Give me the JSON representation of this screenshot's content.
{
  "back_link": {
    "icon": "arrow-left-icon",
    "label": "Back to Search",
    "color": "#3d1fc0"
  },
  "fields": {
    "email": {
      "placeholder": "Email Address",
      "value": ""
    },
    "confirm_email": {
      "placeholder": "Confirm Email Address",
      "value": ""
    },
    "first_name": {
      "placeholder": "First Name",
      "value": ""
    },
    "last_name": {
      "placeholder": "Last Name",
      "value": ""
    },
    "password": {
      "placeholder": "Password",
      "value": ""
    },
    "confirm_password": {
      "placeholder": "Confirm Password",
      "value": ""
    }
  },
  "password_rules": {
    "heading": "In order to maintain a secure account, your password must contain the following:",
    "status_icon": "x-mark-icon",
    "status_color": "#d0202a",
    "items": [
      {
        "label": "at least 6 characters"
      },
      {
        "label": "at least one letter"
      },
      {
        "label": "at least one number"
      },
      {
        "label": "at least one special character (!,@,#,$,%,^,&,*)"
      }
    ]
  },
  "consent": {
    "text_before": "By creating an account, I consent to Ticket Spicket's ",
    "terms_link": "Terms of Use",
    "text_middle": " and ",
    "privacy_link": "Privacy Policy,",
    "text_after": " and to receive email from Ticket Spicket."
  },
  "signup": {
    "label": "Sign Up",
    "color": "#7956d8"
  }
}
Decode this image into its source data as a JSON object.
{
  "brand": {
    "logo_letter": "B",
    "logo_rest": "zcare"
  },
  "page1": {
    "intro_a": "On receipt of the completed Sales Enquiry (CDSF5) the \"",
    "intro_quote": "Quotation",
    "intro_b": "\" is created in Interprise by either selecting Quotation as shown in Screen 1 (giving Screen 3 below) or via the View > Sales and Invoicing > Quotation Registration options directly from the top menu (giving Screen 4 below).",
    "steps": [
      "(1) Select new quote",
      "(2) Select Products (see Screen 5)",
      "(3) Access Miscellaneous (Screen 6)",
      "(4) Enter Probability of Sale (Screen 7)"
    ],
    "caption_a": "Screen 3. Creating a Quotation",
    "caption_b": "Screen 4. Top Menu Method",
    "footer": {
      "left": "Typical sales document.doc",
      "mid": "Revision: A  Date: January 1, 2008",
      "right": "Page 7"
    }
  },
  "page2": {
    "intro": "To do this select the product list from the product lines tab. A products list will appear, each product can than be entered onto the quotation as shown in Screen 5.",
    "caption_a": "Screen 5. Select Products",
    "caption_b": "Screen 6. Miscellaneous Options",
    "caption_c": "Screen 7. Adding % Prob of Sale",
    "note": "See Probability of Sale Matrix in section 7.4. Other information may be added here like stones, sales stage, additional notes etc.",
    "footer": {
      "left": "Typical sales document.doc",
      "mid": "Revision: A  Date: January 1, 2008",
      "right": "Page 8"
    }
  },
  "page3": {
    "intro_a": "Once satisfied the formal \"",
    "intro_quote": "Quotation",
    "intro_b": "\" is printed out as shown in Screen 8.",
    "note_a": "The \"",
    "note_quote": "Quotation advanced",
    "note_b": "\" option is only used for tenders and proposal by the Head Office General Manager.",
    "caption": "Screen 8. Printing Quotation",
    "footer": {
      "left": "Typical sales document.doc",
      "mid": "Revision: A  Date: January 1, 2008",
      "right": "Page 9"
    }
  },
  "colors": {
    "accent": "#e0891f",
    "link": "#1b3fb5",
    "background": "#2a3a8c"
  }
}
┄┄┄┄┄┄
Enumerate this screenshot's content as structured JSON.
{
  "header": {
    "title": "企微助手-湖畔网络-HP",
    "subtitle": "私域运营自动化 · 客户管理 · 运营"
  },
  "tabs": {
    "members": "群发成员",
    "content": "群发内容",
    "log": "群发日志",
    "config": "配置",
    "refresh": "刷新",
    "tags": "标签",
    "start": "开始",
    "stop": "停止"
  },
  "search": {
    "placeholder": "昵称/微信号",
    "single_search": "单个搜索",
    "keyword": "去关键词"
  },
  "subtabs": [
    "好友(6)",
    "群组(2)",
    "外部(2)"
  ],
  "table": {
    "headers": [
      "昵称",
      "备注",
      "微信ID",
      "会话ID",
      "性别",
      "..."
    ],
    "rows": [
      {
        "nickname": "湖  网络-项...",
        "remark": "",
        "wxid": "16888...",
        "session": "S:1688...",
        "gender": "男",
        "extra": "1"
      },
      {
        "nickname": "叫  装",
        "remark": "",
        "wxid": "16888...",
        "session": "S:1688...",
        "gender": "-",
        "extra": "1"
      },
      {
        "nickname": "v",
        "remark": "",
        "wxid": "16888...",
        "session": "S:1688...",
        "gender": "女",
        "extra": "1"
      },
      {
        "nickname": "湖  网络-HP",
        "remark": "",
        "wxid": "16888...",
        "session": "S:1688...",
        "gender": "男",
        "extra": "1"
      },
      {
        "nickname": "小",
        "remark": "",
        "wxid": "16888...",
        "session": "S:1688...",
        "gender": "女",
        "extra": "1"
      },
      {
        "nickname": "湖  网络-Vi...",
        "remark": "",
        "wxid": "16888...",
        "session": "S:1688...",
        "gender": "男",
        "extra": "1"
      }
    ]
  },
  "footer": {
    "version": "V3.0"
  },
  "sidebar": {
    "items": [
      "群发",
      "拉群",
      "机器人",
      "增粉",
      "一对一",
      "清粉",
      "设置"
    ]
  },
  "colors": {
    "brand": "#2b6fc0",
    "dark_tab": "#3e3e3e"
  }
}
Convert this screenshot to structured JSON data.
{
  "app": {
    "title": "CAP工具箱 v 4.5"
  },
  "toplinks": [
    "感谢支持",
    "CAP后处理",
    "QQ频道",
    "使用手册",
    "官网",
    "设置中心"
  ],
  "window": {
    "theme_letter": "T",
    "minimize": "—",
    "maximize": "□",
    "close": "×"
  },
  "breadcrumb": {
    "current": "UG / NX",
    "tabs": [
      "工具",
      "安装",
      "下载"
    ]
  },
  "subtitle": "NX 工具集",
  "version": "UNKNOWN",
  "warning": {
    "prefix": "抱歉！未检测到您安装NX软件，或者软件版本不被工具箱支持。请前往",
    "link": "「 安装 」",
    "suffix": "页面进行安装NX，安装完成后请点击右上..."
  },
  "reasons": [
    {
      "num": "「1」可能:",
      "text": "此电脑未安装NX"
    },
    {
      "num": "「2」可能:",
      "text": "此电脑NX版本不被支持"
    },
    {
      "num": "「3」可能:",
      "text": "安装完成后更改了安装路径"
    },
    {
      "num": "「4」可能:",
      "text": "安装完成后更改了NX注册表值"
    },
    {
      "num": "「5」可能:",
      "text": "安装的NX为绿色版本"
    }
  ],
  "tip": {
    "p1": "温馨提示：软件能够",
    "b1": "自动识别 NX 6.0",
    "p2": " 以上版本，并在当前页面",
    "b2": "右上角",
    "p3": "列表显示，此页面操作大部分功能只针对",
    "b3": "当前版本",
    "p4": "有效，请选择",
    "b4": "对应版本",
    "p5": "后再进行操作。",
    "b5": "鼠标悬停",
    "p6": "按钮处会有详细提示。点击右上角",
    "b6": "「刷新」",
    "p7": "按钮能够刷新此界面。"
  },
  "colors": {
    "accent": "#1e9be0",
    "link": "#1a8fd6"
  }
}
┄┄┄┄┄┄
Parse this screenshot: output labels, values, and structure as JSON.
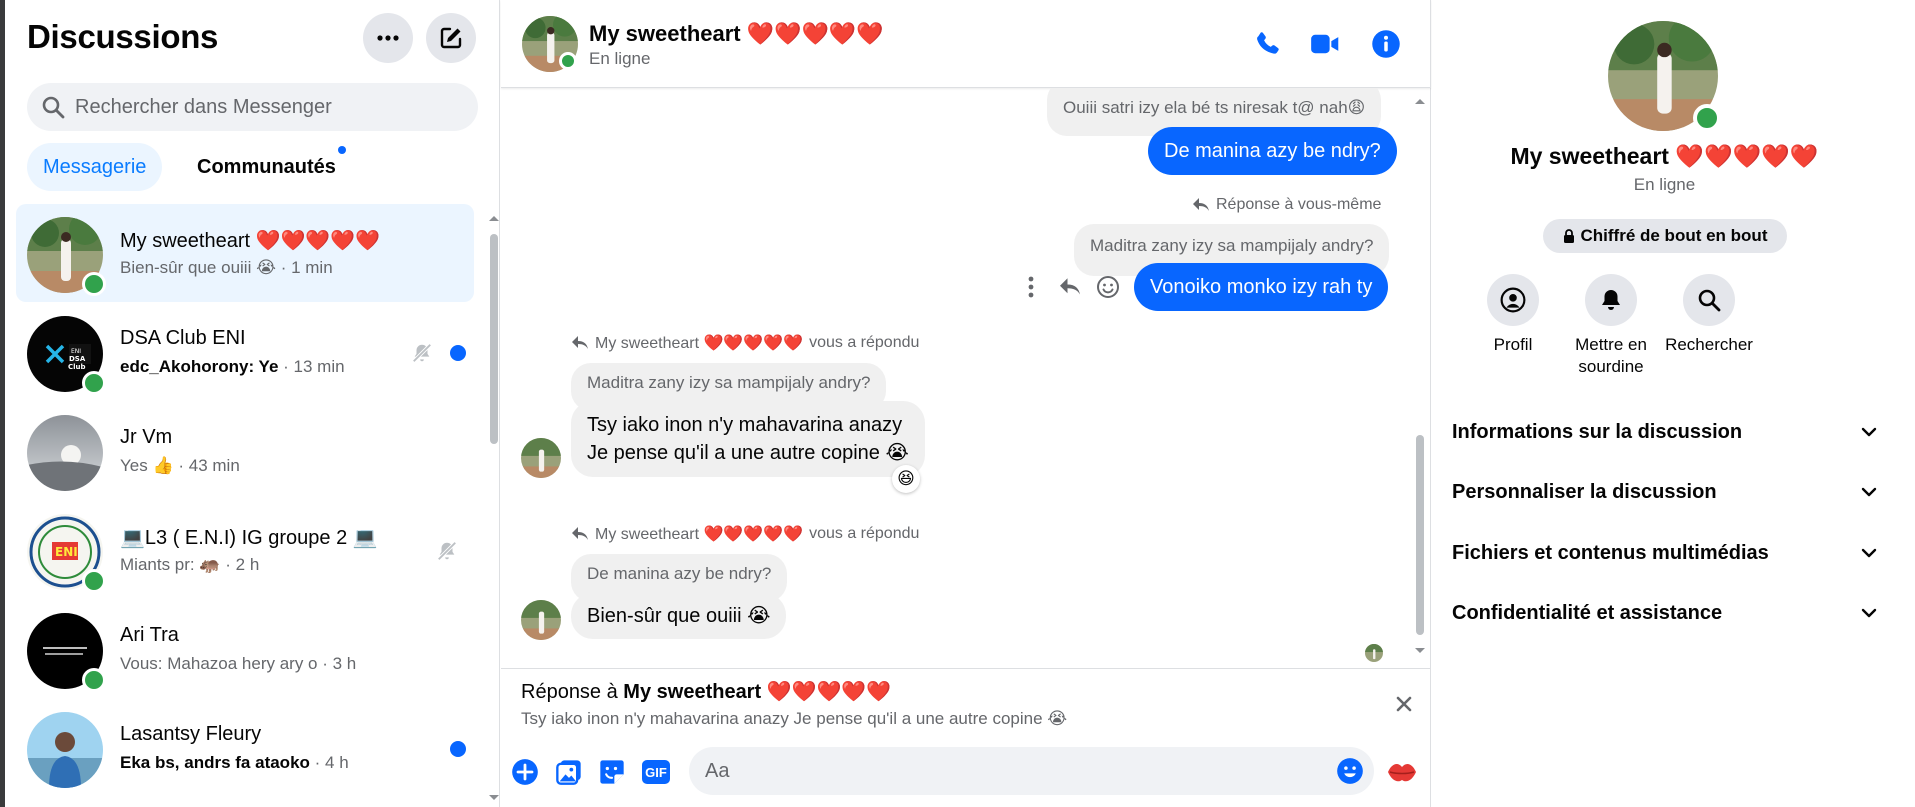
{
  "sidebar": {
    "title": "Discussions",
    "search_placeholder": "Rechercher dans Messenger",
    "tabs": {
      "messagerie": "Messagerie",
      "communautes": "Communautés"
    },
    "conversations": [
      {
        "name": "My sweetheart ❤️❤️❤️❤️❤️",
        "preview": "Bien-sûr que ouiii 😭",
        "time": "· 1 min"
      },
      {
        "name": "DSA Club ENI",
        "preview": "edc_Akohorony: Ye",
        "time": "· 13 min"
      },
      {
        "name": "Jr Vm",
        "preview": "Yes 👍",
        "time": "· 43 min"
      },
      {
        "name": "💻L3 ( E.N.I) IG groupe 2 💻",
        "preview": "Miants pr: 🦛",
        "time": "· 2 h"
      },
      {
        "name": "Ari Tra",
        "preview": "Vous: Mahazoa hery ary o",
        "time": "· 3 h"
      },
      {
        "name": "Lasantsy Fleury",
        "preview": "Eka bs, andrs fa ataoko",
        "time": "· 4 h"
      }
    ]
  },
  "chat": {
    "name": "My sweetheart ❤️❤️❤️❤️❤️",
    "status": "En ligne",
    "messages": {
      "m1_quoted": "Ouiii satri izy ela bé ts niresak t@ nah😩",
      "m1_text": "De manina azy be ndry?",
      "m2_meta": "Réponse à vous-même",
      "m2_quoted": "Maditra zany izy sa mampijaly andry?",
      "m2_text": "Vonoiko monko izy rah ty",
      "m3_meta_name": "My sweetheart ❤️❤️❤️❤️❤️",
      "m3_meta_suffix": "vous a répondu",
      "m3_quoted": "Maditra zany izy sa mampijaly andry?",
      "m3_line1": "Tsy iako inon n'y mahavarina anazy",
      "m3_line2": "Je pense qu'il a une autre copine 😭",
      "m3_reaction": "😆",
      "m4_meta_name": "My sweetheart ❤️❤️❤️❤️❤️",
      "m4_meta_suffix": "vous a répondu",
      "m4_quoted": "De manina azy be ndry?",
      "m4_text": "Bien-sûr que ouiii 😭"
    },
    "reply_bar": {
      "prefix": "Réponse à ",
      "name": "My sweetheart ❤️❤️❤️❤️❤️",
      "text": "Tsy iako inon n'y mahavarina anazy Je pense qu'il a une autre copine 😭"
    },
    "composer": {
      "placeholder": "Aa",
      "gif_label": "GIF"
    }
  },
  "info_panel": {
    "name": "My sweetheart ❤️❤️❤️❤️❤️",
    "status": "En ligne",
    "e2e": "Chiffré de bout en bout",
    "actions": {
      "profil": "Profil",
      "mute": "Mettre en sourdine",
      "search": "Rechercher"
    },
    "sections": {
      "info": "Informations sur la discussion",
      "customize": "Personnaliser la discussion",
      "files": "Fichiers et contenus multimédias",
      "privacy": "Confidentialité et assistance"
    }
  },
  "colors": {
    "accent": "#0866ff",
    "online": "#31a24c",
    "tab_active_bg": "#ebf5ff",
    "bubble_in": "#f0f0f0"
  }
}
┄┄┄┄┄┄
• **Written exercise**: Within the listing above, find every line containing the string "iako" and return it.

• **Exercise output**:
      "m3_line1": "Tsy iako inon n'y mahavarina anazy",
      "text": "Tsy iako inon n'y mahavarina anazy Je pense qu'il a une autre copine 😭"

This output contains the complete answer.